* [TASK OBJECTIVE] Every line that contains the word "color" should be copied out.

* [GIVEN DATA]
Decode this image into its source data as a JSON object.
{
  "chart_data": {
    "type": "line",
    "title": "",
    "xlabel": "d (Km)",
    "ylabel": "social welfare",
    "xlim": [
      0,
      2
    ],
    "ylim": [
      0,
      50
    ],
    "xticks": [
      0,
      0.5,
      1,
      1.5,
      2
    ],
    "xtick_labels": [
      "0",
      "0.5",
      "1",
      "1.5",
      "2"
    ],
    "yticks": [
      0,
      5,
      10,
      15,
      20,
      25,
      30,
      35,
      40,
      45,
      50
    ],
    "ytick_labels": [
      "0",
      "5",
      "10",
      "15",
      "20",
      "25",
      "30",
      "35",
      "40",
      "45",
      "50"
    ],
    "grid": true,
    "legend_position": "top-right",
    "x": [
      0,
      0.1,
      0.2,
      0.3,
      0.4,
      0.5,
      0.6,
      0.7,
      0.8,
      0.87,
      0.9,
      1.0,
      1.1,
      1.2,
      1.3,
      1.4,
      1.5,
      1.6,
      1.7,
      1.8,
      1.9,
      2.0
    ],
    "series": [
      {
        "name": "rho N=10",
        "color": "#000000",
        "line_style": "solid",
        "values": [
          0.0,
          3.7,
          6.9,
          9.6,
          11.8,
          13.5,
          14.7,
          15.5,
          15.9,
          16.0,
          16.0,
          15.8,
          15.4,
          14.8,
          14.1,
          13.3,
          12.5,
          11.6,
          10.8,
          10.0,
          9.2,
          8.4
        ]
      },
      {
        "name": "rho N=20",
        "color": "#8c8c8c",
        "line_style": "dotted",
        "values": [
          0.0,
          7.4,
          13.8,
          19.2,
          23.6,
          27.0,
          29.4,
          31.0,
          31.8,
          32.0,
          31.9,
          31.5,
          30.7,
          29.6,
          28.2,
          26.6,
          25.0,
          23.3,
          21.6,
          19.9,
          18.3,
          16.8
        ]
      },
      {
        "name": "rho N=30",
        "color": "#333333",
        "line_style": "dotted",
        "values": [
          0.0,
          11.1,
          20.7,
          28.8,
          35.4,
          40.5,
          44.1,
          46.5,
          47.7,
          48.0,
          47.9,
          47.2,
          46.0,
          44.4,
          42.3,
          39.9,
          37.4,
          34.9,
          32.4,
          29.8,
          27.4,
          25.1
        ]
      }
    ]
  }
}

* [WRITTEN REPLY]
        "color": "#000000",
        "color": "#8c8c8c",
        "color": "#333333",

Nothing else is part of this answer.